I meant Magdalen College, not Peterhouse. Scary looking bunch that should be confined to Oxbridge or they'll be wielding too much power in Whitehall or the MOD and take over the world.


----------



## London_Calling (Mar 29, 2011)

Yep, def destined for service to the empire.


----------



## Santino (Mar 29, 2011)

The sense of entitlement makes my skin crawl.


----------



## stereoisomer (Mar 29, 2011)

I've been on it. I wanted to say 'studying' but the team went with 'reading'. Which imo sounded stupid


----------



## Santino (Mar 29, 2011)

Lots of teams have a mix of studying and reading. I'd go for 'doing' if I was on it.


----------



## London_Calling (Mar 31, 2011)

Santino said:


> The sense of entitlement makes my skin crawl.


 I'll try to be a little more humble.


----------



## The Octagon (Mar 31, 2011)

Heh, just found out a member of the York team is the son of a guy I work with.

Apparently he comes off as more smug than he actually is (I haven't watched it this year).

○ ○ ○ ○

Given instruction A.
Reproduce the forum thread starting with "I meant Magdalen" and going on through "London_Calling (Mar 29, 2011)", swapping "Whitehall" for "Westminster".

(Items listed in a dataset)
○ ○ ○ ○

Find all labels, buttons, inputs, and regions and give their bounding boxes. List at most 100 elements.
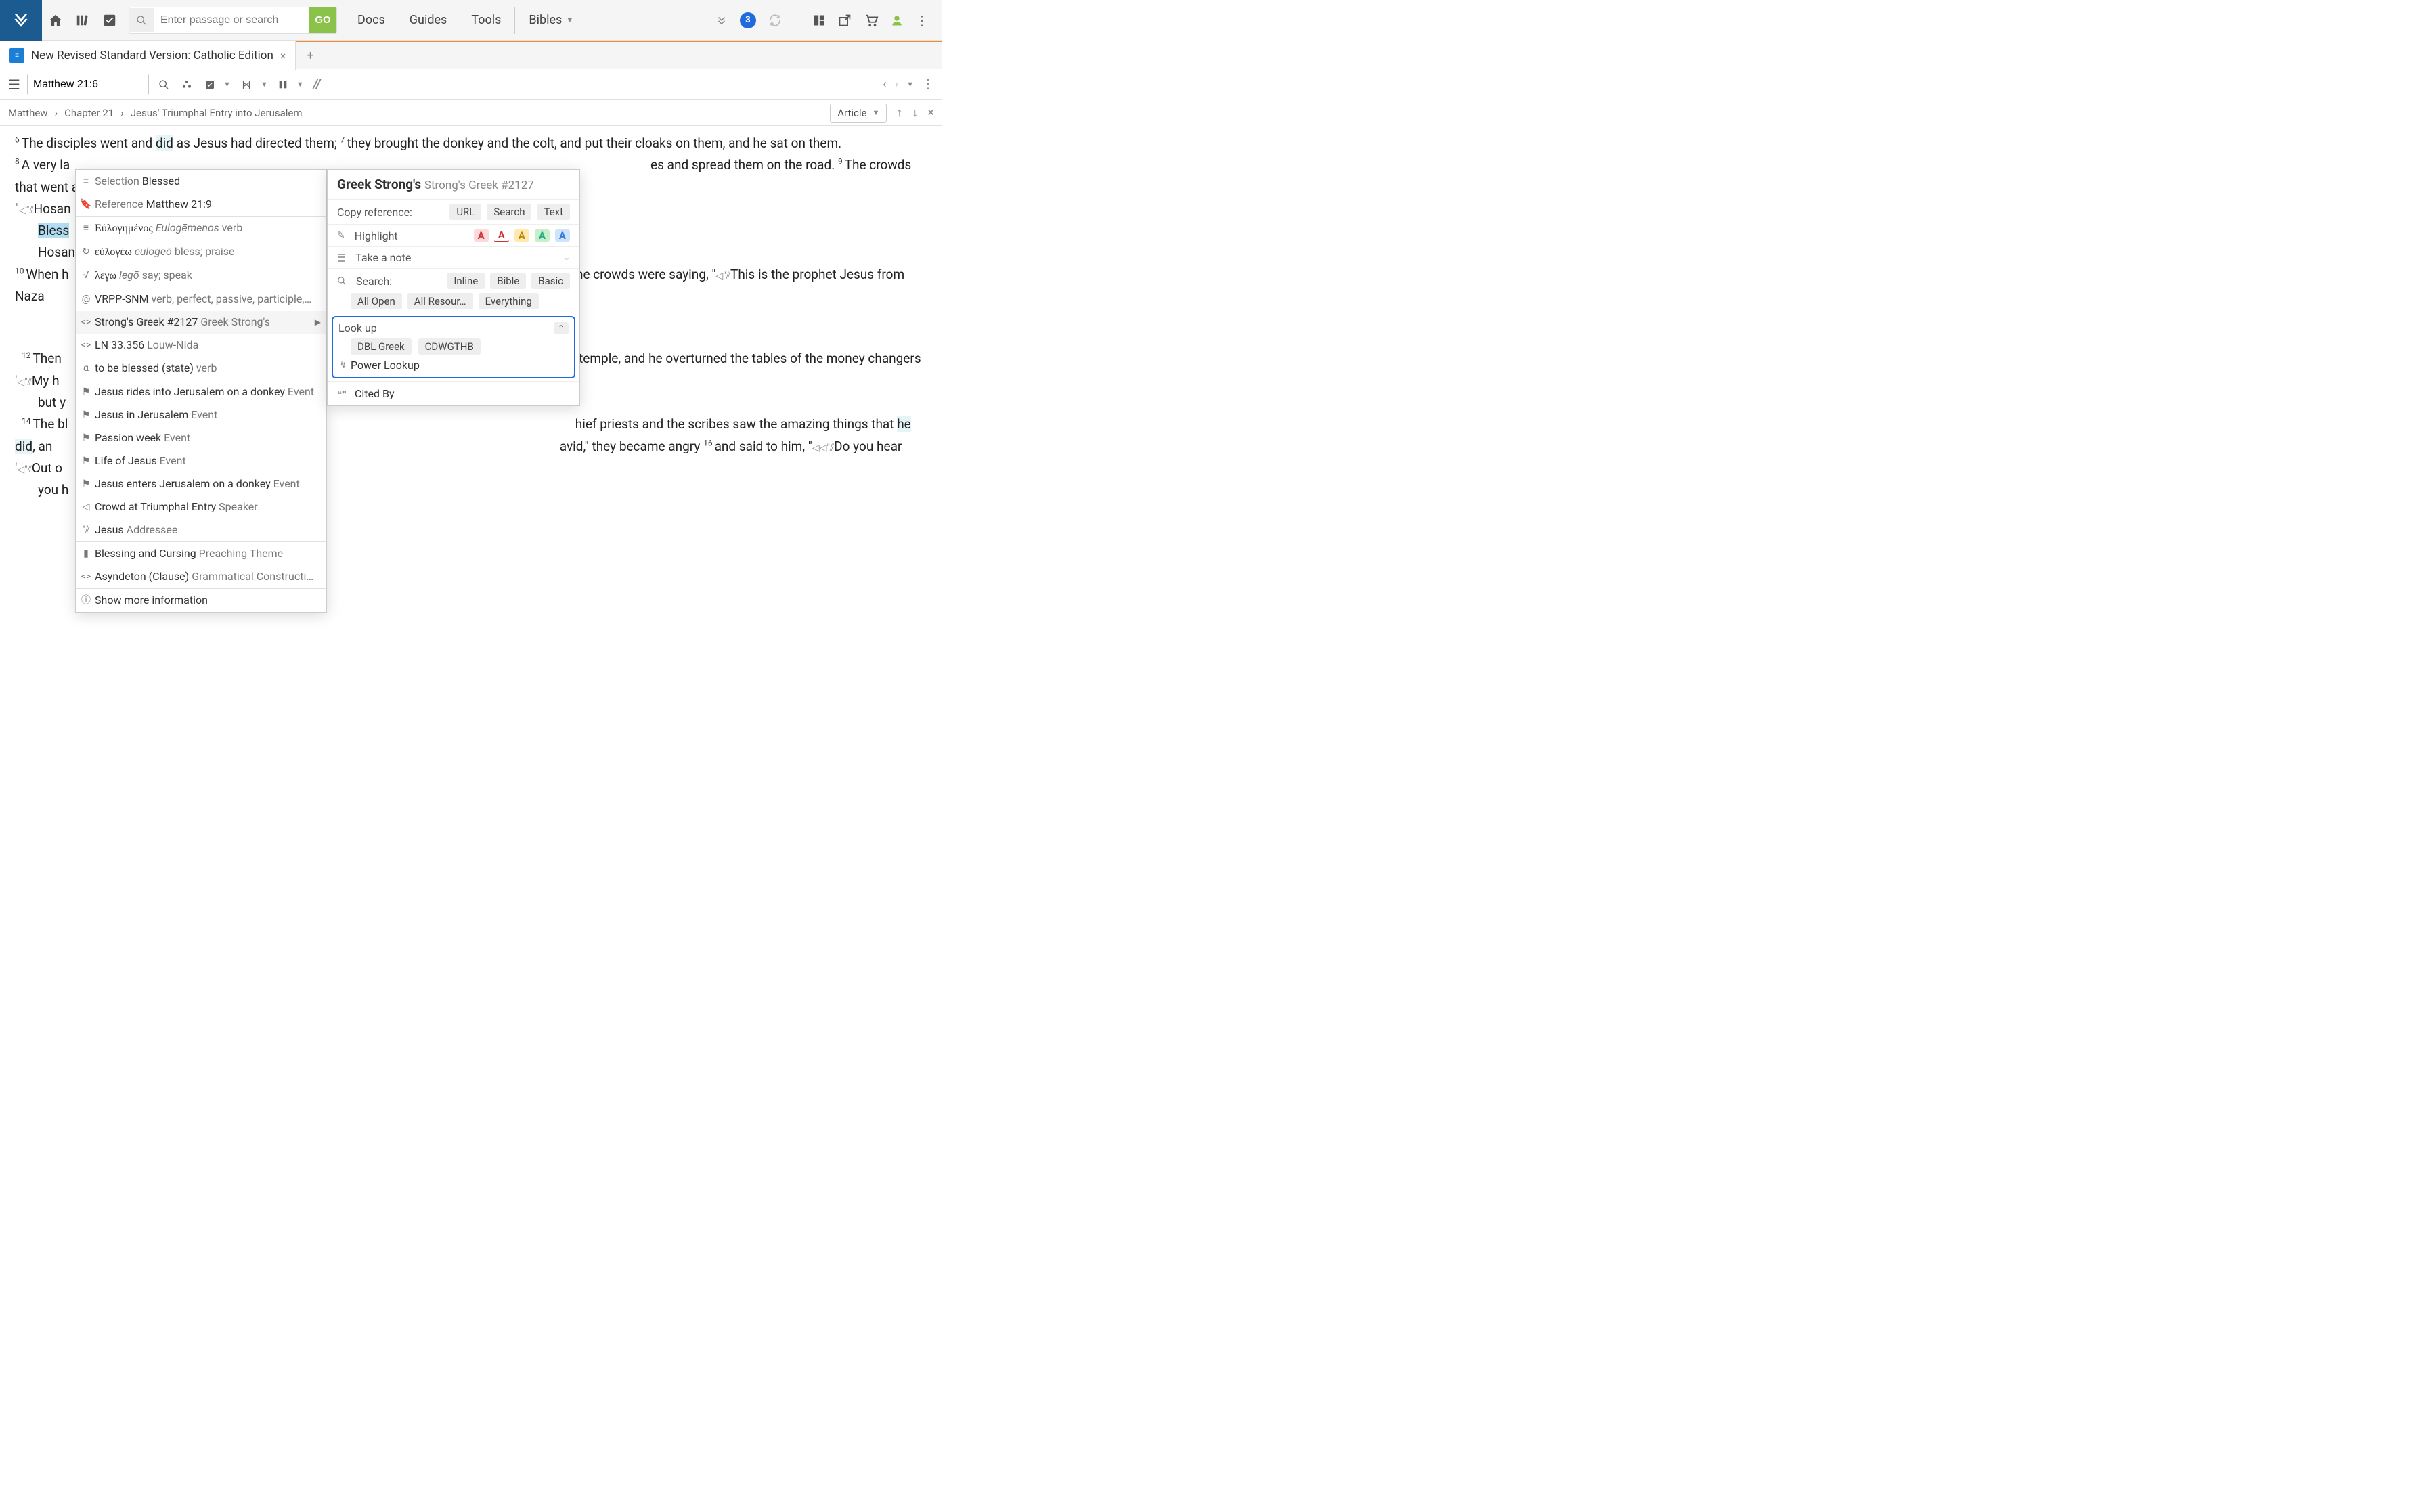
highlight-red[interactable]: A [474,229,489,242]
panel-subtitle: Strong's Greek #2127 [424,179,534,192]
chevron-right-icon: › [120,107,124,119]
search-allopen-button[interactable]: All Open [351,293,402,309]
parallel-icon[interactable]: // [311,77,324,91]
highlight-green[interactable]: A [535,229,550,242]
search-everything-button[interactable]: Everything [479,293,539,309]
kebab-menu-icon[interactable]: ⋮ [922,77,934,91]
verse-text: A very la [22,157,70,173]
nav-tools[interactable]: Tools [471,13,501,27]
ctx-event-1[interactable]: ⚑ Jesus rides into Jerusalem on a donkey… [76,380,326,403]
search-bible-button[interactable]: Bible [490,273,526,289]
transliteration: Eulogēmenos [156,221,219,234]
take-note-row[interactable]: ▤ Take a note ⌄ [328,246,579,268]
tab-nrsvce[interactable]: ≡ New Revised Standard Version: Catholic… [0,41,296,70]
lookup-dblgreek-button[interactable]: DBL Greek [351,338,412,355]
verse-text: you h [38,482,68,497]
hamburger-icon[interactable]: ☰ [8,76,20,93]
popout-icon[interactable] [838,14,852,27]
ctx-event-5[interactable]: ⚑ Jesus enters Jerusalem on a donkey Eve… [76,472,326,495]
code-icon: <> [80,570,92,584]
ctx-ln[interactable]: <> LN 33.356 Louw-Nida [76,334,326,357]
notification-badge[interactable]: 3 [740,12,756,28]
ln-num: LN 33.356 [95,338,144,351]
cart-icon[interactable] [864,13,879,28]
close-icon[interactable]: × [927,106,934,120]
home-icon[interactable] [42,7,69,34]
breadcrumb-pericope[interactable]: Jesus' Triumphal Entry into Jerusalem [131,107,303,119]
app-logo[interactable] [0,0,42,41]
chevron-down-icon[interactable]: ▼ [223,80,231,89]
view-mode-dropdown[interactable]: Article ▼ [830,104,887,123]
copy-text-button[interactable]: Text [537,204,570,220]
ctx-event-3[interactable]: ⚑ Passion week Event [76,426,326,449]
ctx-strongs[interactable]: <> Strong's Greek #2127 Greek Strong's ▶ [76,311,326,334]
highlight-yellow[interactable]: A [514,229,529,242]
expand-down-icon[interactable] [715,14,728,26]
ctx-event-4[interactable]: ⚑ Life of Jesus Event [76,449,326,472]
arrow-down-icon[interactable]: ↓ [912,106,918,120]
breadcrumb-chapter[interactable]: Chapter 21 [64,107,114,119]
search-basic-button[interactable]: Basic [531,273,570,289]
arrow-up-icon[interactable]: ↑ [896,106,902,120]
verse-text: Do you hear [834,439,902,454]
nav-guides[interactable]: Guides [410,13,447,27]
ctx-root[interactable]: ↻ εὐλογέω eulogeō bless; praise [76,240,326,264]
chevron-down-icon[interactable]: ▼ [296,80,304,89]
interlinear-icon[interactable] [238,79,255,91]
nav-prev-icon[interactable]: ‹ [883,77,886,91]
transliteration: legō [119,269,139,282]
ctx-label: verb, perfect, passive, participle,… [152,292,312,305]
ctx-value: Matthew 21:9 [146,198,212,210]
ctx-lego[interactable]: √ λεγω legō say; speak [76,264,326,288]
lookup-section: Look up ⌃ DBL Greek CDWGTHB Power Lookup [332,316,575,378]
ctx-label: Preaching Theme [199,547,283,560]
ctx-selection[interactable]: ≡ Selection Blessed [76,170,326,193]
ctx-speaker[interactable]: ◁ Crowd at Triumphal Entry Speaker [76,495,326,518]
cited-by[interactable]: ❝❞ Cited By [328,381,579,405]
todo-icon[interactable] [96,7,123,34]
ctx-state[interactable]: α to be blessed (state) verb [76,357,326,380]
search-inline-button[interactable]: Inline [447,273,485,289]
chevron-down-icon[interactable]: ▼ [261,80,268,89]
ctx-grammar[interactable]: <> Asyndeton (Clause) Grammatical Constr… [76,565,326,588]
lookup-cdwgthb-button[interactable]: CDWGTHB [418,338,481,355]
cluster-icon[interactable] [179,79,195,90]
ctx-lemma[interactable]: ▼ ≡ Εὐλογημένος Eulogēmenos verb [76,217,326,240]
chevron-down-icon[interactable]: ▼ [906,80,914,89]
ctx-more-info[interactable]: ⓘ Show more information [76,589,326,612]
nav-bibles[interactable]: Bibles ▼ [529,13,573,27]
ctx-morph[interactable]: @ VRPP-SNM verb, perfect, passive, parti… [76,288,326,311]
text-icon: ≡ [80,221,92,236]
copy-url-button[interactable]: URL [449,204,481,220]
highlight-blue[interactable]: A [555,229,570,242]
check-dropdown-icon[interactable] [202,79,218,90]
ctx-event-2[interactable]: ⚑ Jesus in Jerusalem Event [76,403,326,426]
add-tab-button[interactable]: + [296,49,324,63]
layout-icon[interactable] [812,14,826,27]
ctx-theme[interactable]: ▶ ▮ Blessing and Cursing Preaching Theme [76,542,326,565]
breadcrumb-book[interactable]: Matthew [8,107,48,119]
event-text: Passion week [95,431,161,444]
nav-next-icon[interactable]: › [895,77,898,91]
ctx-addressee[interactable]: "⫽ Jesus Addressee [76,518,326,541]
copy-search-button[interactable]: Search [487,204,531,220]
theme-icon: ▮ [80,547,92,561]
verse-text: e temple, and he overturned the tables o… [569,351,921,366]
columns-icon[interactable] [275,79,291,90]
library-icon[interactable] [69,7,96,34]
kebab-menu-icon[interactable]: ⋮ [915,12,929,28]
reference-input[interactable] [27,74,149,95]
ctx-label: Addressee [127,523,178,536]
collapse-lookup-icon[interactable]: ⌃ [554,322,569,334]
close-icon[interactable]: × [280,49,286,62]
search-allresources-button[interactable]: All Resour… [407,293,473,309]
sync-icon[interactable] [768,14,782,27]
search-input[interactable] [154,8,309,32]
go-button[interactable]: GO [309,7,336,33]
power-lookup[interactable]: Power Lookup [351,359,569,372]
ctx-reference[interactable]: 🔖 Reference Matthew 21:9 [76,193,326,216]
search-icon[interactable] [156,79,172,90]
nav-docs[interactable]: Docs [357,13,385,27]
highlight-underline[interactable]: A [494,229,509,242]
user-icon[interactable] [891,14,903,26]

○ ○ ○ ○

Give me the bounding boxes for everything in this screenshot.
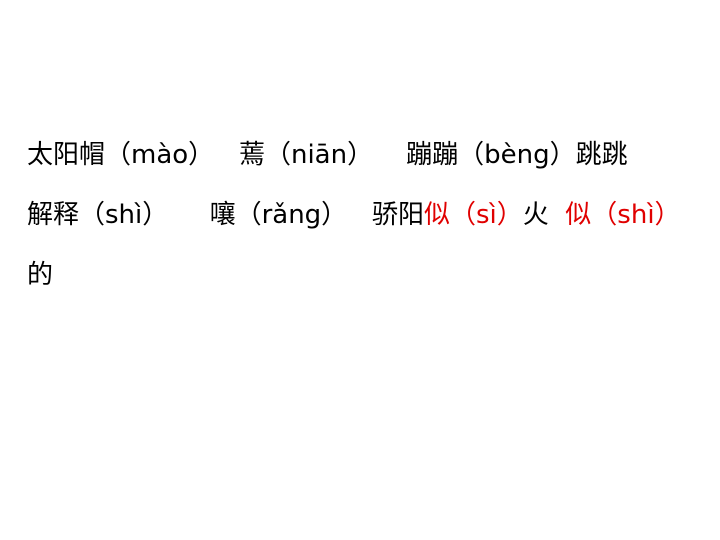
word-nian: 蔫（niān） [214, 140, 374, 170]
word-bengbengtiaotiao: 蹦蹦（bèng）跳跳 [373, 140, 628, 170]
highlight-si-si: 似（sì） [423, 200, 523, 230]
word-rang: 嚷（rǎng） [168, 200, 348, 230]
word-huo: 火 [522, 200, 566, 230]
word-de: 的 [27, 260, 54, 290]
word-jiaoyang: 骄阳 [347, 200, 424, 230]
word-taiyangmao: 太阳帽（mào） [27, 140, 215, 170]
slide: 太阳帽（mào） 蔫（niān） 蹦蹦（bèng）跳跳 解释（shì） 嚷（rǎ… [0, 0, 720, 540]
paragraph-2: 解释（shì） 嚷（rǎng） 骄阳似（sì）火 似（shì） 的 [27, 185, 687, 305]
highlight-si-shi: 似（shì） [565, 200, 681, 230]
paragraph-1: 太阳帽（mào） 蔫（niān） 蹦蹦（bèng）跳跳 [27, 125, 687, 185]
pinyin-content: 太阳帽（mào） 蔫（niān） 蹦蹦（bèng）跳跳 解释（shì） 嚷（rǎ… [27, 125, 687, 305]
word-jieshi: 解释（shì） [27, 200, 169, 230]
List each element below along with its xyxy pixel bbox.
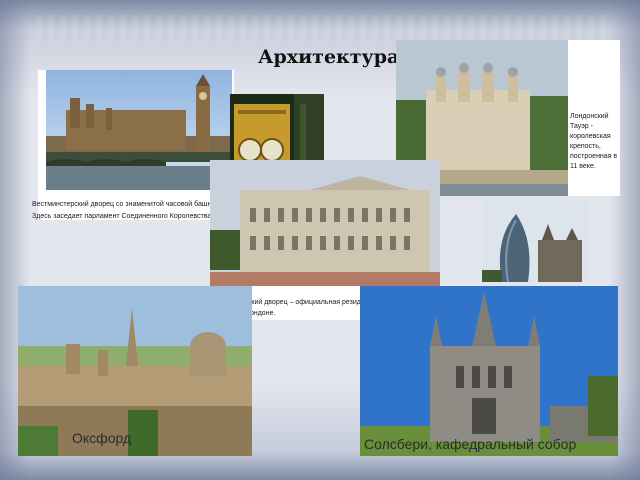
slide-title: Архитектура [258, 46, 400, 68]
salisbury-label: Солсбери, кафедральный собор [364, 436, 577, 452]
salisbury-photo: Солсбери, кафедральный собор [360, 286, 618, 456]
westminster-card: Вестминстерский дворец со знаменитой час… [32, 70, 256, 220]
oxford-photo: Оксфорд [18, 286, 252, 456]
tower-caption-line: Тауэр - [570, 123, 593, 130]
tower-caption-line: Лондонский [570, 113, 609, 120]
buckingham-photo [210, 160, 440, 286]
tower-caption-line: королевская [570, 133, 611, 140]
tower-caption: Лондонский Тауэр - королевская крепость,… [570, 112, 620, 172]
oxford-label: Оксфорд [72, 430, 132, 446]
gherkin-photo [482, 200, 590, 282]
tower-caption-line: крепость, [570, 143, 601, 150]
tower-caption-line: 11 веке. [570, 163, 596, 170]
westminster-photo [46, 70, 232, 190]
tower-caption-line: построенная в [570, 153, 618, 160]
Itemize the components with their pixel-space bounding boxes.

○ ○ ○ ○

Given instruction B.
Copy the rows verbatim, starting with the line with "word-nian: 蔫（niān） [214, 140, 374, 170]" and going on through the line with "word-taiyangmao: 太阳帽（mào） [27, 140, 215, 170]".

Complete output A.
I meant Magdalen College, not Peterhouse. Scary looking bunch that should be confined to Oxbridge or they'll be wielding too much power in Westminster or the MOD and take over the world.


----------



## London_Calling (Mar 29, 2011)

Complete output B.
word-nian: 蔫（niān） [214, 140, 374, 170]
word-bengbengtiaotiao: 蹦蹦（bèng）跳跳 [373, 140, 628, 170]
highlight-si-si: 似（sì） [423, 200, 523, 230]
word-rang: 嚷（rǎng） [168, 200, 348, 230]
word-huo: 火 [522, 200, 566, 230]
word-de: 的 [27, 260, 54, 290]
word-jiaoyang: 骄阳 [347, 200, 424, 230]
word-taiyangmao: 太阳帽（mào） [27, 140, 215, 170]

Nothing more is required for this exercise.